_WORK TO BE COMPLETED_: Images must not appear in your copy; reproduce every other part of the records exactly.

--- start PROVIDED ENTRIES ---

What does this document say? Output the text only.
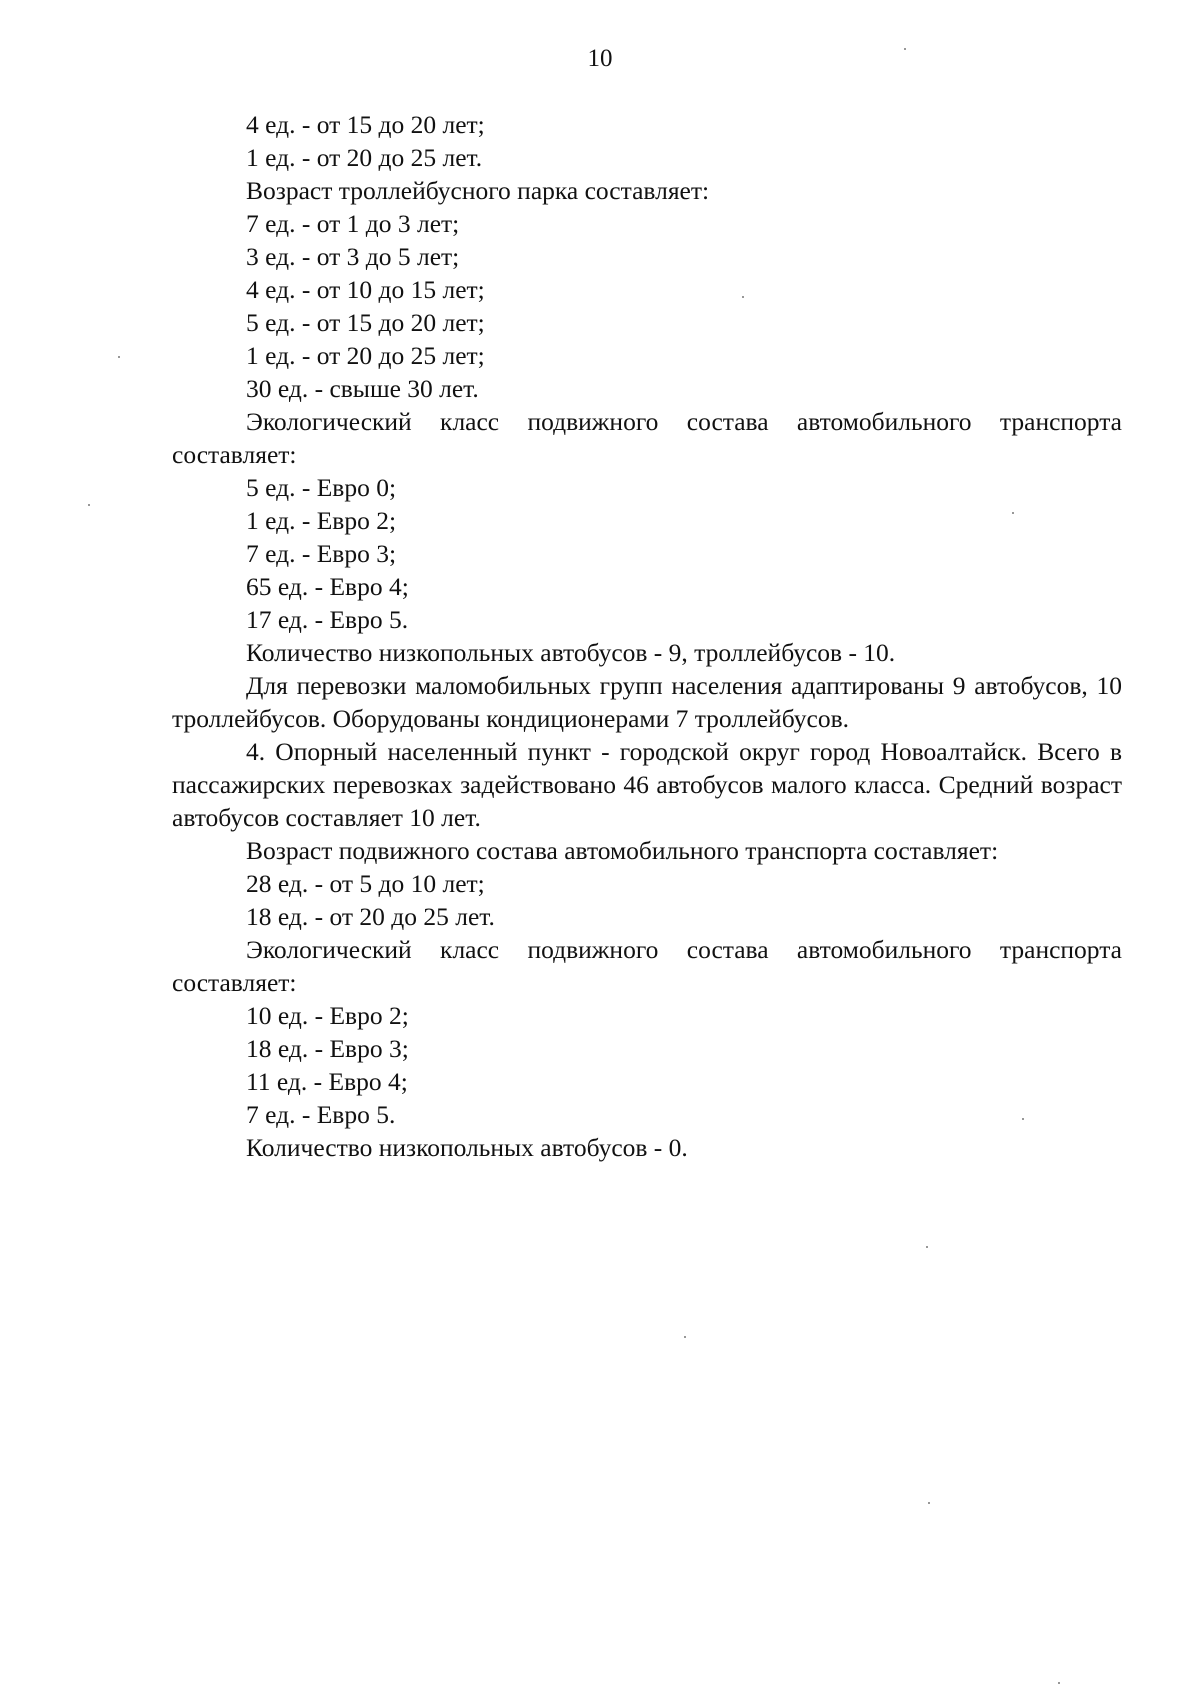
10

4 ед. - от 15 до 20 лет;

1 ед. - от 20 до 25 лет.

Возраст троллейбусного парка составляет:

7 ед. - от 1 до 3 лет;

3 ед. - от 3 до 5 лет;

4 ед. - от 10 до 15 лет;

5 ед. - от 15 до 20 лет;

1 ед. - от 20 до 25 лет;

30 ед. - свыше 30 лет.

Экологический класс подвижного состава автомобильного транспорта составляет:

5 ед. - Евро 0;

1 ед. - Евро 2;

7 ед. - Евро 3;

65 ед. - Евро 4;

17 ед. - Евро 5.

Количество низкопольных автобусов - 9, троллейбусов - 10.

Для перевозки маломобильных групп населения адаптированы 9 автобусов, 10 троллейбусов. Оборудованы кондиционерами 7 троллейбусов.

4. Опорный населенный пункт - городской округ город Новоалтайск. Всего в пассажирских перевозках задействовано 46 автобусов малого класса. Средний возраст автобусов составляет 10 лет.

Возраст подвижного состава автомобильного транспорта составляет:

28 ед. - от 5 до 10 лет;

18 ед. - от 20 до 25 лет.

Экологический класс подвижного состава автомобильного транспорта составляет:

10 ед. - Евро 2;

18 ед. - Евро 3;

11 ед. - Евро 4;

7 ед. - Евро 5.

Количество низкопольных автобусов - 0.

--- end PROVIDED ENTRIES ---

_ANSWER_:
What does this document say? Output the text only.
10

4 ед. - от 15 до 20 лет;

1 ед. - от 20 до 25 лет.

Возраст троллейбусного парка составляет:

7 ед. - от 1 до 3 лет;

3 ед. - от 3 до 5 лет;

4 ед. - от 10 до 15 лет;

5 ед. - от 15 до 20 лет;

1 ед. - от 20 до 25 лет;

30 ед. - свыше 30 лет.

Экологический класс подвижного состава автомобильного транспорта составляет:

5 ед. - Евро 0;

1 ед. - Евро 2;

7 ед. - Евро 3;

65 ед. - Евро 4;

17 ед. - Евро 5.

Количество низкопольных автобусов - 9, троллейбусов - 10.

Для перевозки маломобильных групп населения адаптированы 9 автобусов, 10 троллейбусов. Оборудованы кондиционерами 7 троллейбусов.

4. Опорный населенный пункт - городской округ город Новоалтайск. Всего в пассажирских перевозках задействовано 46 автобусов малого класса. Средний возраст автобусов составляет 10 лет.

Возраст подвижного состава автомобильного транспорта составляет:

28 ед. - от 5 до 10 лет;

18 ед. - от 20 до 25 лет.

Экологический класс подвижного состава автомобильного транспорта составляет:

10 ед. - Евро 2;

18 ед. - Евро 3;

11 ед. - Евро 4;

7 ед. - Евро 5.

Количество низкопольных автобусов - 0.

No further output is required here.